→ Instructions to follow: Restate the entries below verbatim.

--- Start of Information supplied ---

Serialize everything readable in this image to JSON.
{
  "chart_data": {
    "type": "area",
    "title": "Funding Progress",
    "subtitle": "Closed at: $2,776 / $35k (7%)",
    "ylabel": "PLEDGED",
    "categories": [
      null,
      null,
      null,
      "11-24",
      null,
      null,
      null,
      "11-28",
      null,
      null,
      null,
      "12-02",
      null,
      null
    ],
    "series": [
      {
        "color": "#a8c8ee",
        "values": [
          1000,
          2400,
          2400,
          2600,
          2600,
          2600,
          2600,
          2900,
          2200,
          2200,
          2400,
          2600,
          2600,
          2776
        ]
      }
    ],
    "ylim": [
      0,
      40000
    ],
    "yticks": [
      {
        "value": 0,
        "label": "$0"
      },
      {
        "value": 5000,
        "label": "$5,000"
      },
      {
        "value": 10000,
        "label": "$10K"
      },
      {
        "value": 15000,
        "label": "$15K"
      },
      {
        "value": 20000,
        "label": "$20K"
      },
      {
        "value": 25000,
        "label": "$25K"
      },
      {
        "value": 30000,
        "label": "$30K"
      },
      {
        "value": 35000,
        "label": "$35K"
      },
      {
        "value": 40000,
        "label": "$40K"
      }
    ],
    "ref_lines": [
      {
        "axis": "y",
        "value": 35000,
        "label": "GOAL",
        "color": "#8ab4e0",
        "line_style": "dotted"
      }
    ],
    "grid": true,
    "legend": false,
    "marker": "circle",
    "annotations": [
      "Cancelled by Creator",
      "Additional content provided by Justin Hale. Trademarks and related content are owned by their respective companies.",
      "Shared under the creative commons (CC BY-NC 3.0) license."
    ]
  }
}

--- End of Information supplied ---

→ Answer to the exercise:
Serialize everything readable in this image to JSON.
{
  "chart_data": {
    "type": "area",
    "title": "Funding Progress",
    "subtitle": "Closed at: $2,776 / $35k (7%)",
    "ylabel": "PLEDGED",
    "categories": [
      null,
      null,
      null,
      "11-24",
      null,
      null,
      null,
      "11-28",
      null,
      null,
      null,
      "12-02",
      null,
      null
    ],
    "series": [
      {
        "color": "#a8c8ee",
        "values": [
          1000,
          2400,
          2400,
          2600,
          2600,
          2600,
          2600,
          2900,
          2200,
          2200,
          2400,
          2600,
          2600,
          2776
        ]
      }
    ],
    "ylim": [
      0,
      40000
    ],
    "yticks": [
      {
        "value": 0,
        "label": "$0"
      },
      {
        "value": 5000,
        "label": "$5,000"
      },
      {
        "value": 10000,
        "label": "$10K"
      },
      {
        "value": 15000,
        "label": "$15K"
      },
      {
        "value": 20000,
        "label": "$20K"
      },
      {
        "value": 25000,
        "label": "$25K"
      },
      {
        "value": 30000,
        "label": "$30K"
      },
      {
        "value": 35000,
        "label": "$35K"
      },
      {
        "value": 40000,
        "label": "$40K"
      }
    ],
    "ref_lines": [
      {
        "axis": "y",
        "value": 35000,
        "label": "GOAL",
        "color": "#8ab4e0",
        "line_style": "dotted"
      }
    ],
    "grid": true,
    "legend": false,
    "marker": "circle",
    "annotations": [
      "Cancelled by Creator",
      "Additional content provided by Justin Hale. Trademarks and related content are owned by their respective companies.",
      "Shared under the creative commons (CC BY-NC 3.0) license."
    ]
  }
}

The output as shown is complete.